▸ PASSAGE PROVIDED:
Tuesday, May 25, 2010

Happy BEA!

by Lauren

By the time this posts, I'll already be at the DGLM table in the International Rights Center at the Jacob Javits Center, doing my duty at Book Expo America as the agency's subsidiary rights director. Today is the beginning of American publishing's largest trade show and, for me, a three-day extravaganza of back-to-back meetings with foreign publishers, sub-agents, scouts, audio editors, and film producers. I’ll leave it to one of my colleagues to give you the BEA scoop in another post, but in the meantime, I thought it might be a good time to talk subrights.

I offered a basic rundown of how subrights works a couple years ago, but maybe now would be a good time to talk in more depth. Since foreign rights take up the bulk of my time—and will account for most of my meetings this week—why don’t we start there? If you’d like to know more about audio, film, and serial, just let me know below, and I’ll tackle them in future posts.

Foreign is the biggest rights market. When a book sells to an American publisher, there are more or less three options: North American, world English, or world. Occasionally a book sells separately to Canada and the US, but that’s not the norm unless the author is Canadian, and even then, it really depends on the type of book.

In a North American rights deal, the American publisher will distribute their edition in English in the US, Canada, the US territories, and the open market. The open market is the term for those territories where English-language rights are fair game. American and British publishers have essentially carved up the world into three sections: US exclusive territories; UK & Commonwealth exclusive territories; and everywhere else. Occasionally, there’s a land grab from one side or the other insisting that they must have exclusive rights to a particular place (BEA 2006 featured a panel on the whole kerfuffle). I’ve seen British publishers insist that they should get Europe exclusively because they’re…nearby? And I’ve seen US publishers insist that India’s not in the British Commonwealth. The part of it that always perplexes me is that the major players on both sides are generally owned by the same parent companies. The open market is the territories in which both the US and the UK publishers are allowed to sell. In the end, all that matters from the authors’ and agents’ perspectives is that the publishers’ dispute doesn’t prevent a sale to both territories and that the book is widely available. The notion that an island nation that no one involved could pick out on a map is a deal breaker is really quite silly. Fortunately, it usually works out.

In a world English deal, this is blessedly not our problem, though unfortunately we also lose the chance to do a separate deal in the UK. This typically means that the US publisher has a UK arm that they feel will publish or distribute the book well. All non-English rights, though, are controlled by the author, which means that we’re trying to place those where possible.

In a world rights deal, it’s all—English and every other language—in the publisher’s hands.
The way that foreign rights deals are typically done is through a network of subagents in the major territories throughout the world. In countries like the UK, Germany, Japan, etc., there are agencies that represent American publishers and agents, and those are the people I work most closely with on foreign rights deals. Our subagents represent the full list of rights that we represent on behalf of our authors in their territories, though of course not all books will sell in all countries.

▸ REQUIRED TASK:
Print the stretch of the post on foreign rights from "The way that" through "in all countries." word for word. The entries that come next are not needed for anything here.

▸ MATERIAL SUPPLIED:

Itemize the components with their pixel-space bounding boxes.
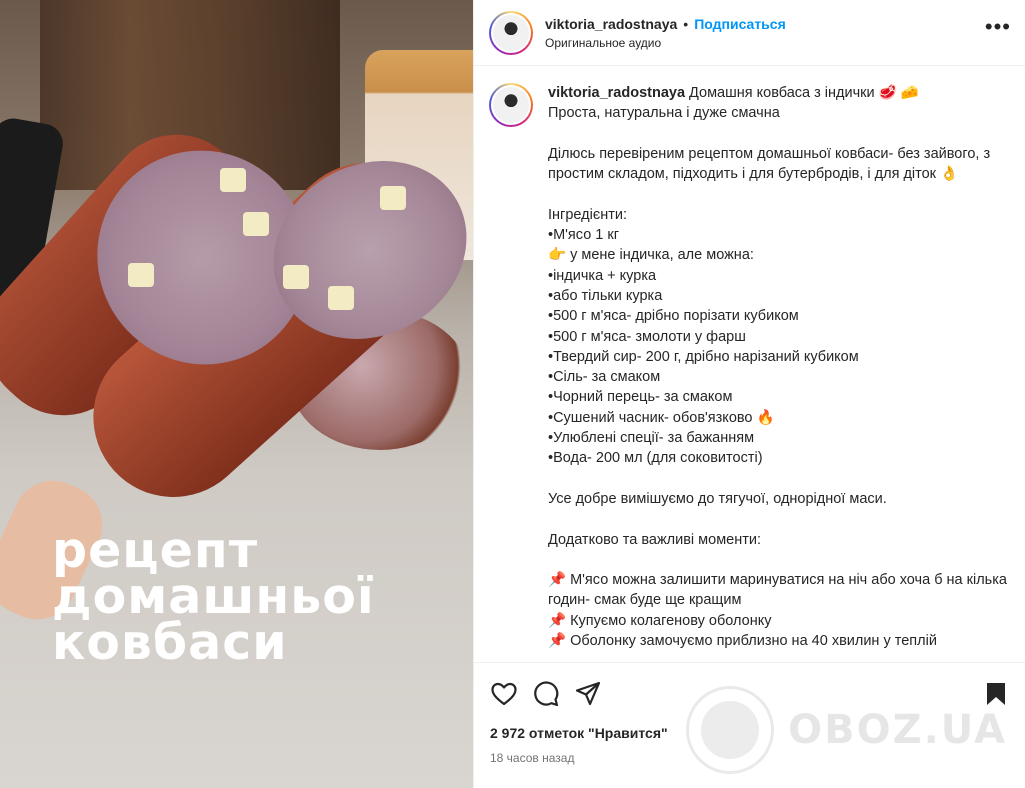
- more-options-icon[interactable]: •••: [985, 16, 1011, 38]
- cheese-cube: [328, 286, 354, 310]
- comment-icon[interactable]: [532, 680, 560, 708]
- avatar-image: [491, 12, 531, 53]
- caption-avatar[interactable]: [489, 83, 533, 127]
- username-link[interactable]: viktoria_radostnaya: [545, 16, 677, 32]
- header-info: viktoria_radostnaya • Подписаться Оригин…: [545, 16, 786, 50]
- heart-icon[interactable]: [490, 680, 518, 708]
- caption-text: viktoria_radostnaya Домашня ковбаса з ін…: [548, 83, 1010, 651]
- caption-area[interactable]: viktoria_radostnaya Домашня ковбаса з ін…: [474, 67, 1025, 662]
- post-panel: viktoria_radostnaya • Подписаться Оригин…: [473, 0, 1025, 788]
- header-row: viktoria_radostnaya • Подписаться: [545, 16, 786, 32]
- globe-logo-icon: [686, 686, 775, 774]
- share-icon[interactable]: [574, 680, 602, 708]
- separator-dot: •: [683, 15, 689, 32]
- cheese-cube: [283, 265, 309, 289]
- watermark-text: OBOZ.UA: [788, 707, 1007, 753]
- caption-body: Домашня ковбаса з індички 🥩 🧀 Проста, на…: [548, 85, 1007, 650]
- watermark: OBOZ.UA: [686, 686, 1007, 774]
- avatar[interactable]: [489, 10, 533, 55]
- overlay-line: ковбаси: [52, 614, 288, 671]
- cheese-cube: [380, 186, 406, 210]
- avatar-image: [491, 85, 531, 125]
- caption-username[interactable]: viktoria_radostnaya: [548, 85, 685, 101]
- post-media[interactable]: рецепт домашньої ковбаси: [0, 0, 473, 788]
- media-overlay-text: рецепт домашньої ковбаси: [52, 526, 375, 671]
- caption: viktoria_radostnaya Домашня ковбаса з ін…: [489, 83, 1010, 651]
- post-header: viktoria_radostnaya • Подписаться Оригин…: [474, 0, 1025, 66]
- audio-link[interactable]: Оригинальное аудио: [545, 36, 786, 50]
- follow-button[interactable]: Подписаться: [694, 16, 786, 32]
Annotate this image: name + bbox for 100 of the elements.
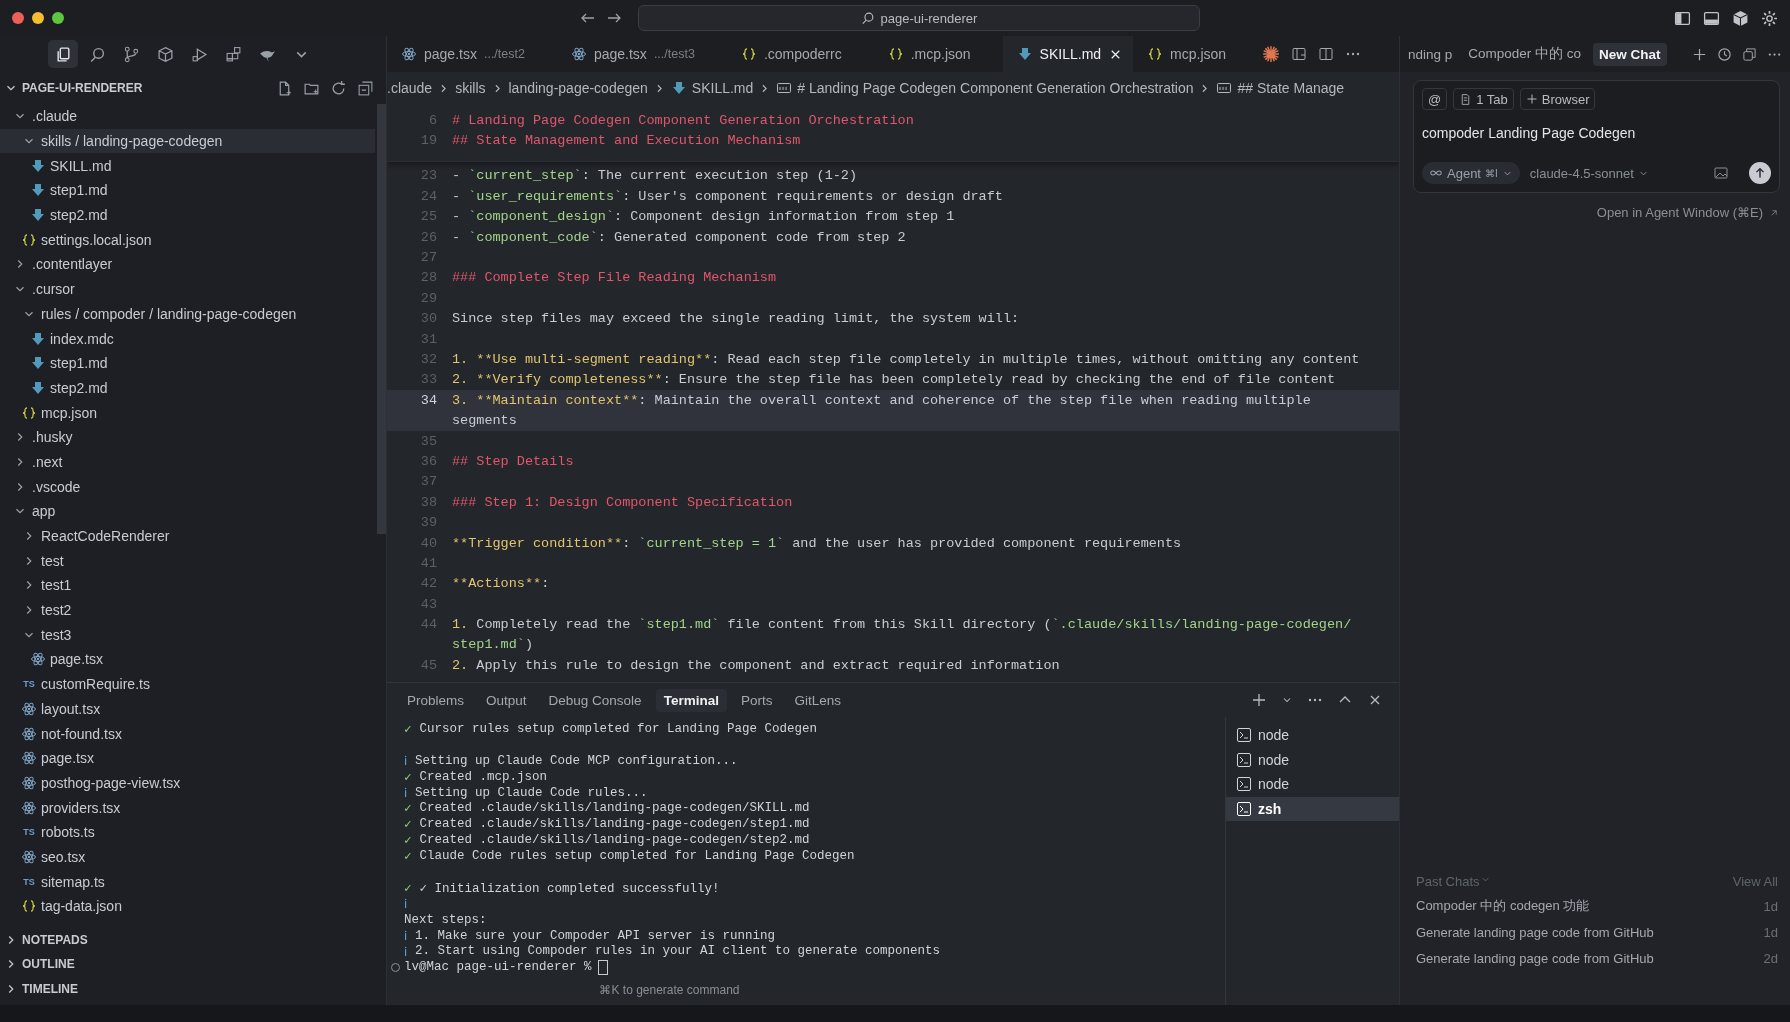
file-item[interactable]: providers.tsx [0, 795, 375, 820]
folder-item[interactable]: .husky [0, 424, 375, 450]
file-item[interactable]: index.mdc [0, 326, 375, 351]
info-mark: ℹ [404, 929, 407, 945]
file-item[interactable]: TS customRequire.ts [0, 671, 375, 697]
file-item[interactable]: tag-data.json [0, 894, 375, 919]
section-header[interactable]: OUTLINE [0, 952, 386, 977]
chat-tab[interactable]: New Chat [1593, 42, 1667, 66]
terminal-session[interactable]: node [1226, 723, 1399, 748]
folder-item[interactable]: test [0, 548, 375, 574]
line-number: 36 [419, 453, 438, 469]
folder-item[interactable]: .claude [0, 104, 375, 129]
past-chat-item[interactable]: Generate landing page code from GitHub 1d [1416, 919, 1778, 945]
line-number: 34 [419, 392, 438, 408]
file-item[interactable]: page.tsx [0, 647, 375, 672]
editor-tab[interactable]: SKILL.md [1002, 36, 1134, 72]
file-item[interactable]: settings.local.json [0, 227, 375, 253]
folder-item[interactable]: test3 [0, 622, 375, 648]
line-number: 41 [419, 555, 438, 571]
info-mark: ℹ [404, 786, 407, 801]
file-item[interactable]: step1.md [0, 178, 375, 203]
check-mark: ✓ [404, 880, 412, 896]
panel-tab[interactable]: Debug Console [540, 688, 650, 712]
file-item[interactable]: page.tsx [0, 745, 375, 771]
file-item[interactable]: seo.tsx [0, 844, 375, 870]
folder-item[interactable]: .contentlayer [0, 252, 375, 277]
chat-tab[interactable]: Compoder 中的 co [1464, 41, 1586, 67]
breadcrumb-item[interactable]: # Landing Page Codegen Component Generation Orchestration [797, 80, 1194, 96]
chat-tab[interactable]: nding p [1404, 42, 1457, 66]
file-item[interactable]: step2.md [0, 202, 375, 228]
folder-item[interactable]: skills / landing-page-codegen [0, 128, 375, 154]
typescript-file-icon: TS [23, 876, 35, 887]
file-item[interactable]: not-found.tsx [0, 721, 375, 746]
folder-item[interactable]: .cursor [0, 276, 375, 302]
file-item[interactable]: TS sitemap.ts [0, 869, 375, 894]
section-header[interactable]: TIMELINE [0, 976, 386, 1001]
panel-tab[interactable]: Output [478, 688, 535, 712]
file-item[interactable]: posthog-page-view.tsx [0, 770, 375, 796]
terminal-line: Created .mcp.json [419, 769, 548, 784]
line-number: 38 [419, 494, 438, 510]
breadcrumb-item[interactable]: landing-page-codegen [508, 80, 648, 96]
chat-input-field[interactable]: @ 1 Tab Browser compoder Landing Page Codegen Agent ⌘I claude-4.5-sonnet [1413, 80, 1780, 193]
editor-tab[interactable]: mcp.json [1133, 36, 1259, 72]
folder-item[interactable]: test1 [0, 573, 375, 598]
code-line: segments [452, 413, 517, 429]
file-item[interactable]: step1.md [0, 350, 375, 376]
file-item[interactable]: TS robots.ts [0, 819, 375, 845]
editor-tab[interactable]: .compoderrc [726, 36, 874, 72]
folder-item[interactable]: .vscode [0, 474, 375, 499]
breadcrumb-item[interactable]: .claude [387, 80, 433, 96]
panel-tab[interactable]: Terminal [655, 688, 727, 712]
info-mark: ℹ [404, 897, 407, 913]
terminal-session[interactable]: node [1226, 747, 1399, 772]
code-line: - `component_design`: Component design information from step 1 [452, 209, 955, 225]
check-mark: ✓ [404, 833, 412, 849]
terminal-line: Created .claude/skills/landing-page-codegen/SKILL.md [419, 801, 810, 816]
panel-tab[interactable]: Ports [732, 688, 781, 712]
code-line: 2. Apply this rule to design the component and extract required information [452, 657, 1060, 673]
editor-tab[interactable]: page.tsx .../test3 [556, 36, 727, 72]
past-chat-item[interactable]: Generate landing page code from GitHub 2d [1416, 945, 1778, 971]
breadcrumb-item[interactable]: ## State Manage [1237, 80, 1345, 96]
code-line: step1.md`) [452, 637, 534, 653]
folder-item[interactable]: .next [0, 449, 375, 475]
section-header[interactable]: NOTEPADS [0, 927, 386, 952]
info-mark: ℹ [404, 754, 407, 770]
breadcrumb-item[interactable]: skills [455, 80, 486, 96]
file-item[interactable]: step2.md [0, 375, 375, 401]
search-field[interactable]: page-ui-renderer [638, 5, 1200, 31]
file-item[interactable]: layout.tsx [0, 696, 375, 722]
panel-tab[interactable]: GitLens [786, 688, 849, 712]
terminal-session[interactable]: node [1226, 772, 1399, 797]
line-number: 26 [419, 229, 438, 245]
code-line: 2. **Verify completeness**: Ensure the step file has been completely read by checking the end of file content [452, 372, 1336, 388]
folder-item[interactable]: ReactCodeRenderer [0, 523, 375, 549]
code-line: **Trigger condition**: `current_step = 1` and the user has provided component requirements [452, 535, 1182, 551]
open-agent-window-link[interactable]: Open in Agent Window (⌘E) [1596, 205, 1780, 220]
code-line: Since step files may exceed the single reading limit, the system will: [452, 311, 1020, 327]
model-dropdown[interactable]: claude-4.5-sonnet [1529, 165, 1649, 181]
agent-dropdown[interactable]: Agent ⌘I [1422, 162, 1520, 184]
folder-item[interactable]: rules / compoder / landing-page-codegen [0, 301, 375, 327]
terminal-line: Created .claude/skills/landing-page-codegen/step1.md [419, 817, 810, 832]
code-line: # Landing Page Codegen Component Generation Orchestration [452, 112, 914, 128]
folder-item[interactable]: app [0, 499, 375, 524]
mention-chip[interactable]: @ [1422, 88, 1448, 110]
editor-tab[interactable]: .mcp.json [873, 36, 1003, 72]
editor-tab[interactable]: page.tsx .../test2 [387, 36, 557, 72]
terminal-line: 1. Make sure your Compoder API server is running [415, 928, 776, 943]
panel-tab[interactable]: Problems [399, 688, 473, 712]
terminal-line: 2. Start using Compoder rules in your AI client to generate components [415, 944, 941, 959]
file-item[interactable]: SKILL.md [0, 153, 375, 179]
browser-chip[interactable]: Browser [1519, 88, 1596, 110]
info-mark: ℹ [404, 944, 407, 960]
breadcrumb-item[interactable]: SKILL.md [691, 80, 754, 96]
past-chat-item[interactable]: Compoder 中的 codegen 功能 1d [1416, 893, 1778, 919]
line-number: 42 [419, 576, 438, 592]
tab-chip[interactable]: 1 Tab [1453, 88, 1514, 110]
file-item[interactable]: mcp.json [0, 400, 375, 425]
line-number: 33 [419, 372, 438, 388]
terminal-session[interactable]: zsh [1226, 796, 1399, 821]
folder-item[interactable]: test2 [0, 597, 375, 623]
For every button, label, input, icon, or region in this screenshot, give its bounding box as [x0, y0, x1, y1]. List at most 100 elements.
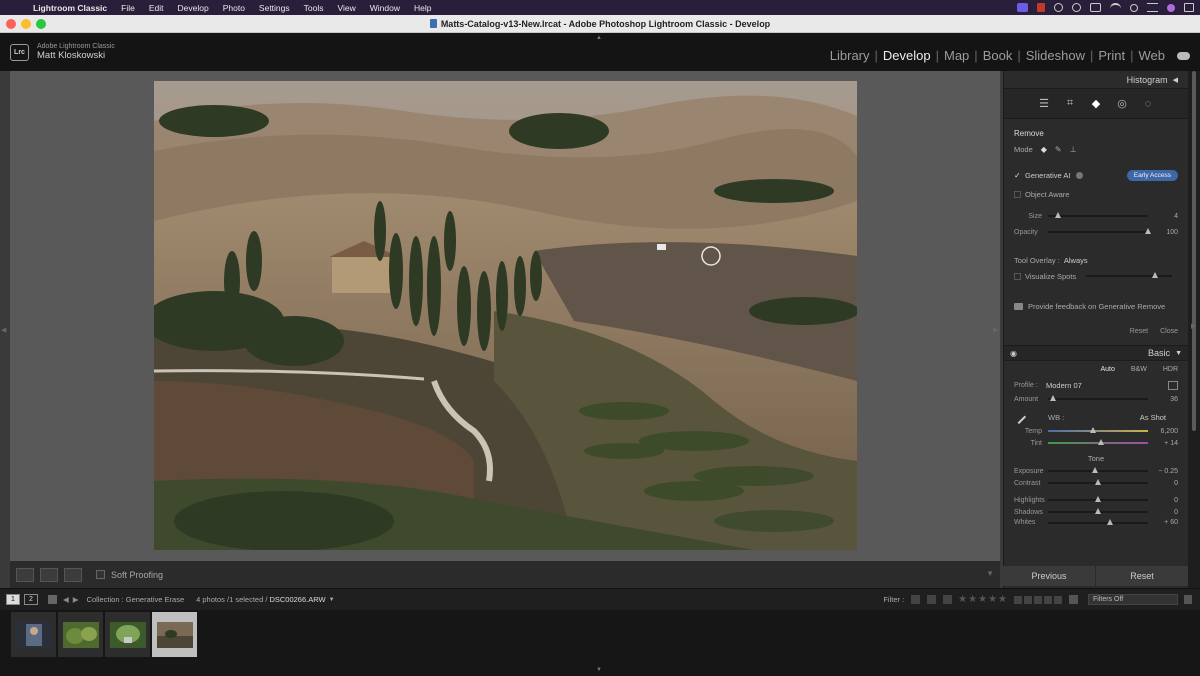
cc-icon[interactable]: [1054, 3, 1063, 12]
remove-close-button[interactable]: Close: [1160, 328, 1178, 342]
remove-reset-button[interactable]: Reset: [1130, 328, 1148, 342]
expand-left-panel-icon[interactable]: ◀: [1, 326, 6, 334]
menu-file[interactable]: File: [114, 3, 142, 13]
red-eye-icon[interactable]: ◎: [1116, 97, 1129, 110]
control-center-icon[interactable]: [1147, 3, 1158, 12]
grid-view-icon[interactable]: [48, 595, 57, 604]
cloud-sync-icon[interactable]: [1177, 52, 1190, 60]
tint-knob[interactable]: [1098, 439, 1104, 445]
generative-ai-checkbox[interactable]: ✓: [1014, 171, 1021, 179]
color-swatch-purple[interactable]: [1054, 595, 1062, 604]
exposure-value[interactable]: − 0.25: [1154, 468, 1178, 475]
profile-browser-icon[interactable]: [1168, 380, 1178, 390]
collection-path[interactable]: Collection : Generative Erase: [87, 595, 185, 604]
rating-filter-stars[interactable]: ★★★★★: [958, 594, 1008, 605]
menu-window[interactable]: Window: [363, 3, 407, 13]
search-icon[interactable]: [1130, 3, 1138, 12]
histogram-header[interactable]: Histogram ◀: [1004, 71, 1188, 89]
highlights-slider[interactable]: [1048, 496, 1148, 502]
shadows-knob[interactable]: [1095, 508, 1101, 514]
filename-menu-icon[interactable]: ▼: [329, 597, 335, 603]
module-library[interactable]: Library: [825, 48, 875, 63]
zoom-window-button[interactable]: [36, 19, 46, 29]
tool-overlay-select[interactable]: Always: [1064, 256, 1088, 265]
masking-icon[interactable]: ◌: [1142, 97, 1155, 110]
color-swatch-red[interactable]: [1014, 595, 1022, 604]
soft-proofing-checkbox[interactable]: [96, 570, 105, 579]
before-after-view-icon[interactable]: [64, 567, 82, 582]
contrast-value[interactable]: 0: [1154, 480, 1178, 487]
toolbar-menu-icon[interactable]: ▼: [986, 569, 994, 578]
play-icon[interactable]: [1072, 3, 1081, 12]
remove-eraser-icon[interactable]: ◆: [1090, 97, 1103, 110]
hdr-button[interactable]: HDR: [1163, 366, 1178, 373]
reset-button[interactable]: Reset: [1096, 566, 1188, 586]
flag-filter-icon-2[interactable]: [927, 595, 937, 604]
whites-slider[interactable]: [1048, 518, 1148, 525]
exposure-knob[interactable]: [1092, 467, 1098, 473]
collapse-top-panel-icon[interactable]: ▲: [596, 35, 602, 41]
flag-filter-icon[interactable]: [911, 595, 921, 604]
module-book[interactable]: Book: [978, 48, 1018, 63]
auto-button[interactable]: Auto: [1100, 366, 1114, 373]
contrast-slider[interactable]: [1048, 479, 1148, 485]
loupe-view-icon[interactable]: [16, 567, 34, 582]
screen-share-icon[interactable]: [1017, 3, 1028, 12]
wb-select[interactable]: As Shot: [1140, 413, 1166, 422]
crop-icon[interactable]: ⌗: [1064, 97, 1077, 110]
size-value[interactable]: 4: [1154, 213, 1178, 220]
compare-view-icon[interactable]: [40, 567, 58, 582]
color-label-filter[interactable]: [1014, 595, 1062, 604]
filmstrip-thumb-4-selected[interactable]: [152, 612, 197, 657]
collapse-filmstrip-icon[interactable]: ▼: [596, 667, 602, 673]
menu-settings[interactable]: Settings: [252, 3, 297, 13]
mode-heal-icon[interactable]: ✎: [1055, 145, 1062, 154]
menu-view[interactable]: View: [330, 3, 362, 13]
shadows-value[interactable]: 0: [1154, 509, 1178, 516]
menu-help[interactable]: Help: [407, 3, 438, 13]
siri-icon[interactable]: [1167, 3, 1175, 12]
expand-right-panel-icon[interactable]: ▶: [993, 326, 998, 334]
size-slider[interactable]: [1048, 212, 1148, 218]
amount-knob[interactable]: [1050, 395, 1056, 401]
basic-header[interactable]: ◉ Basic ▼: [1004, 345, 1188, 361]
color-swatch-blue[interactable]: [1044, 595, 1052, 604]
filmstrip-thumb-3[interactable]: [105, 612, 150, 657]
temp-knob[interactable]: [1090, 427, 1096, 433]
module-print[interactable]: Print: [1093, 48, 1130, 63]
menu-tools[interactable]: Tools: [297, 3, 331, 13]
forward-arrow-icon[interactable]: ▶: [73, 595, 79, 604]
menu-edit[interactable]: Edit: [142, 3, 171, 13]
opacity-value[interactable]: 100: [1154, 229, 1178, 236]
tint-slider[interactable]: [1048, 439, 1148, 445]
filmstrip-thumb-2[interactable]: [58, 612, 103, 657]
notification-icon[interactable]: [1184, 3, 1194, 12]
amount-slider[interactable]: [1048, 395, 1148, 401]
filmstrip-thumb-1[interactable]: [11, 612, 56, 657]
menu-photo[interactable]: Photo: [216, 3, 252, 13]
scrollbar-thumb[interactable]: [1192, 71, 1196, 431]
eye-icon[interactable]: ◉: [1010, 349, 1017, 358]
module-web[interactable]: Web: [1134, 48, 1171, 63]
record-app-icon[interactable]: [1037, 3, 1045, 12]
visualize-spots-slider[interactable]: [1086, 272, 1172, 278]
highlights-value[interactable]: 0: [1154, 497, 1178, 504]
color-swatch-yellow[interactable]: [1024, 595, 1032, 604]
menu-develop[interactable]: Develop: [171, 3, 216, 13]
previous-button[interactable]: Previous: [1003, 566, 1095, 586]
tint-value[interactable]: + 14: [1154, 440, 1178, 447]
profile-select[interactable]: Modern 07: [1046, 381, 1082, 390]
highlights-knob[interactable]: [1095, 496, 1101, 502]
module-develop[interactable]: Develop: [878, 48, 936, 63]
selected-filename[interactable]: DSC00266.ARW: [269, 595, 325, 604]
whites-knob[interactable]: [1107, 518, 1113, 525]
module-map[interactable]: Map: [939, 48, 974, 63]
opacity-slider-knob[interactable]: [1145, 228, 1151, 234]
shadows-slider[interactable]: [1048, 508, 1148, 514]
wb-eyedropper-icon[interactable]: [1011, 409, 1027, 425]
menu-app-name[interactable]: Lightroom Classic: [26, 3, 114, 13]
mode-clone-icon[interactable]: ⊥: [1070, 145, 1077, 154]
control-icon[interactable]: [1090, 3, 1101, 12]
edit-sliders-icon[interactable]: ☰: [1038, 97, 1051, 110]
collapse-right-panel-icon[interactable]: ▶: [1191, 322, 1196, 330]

▸ SOLUTION:
The way that foreign rights deals are typically done is through a network of subagents in the major territories throughout the world. In countries like the UK, Germany, Japan, etc., there are agencies that represent American publishers and agents, and those are the people I work most closely with on foreign rights deals. Our subagents represent the full list of rights that we represent on behalf of our authors in their territories, though of course not all books will sell in all countries.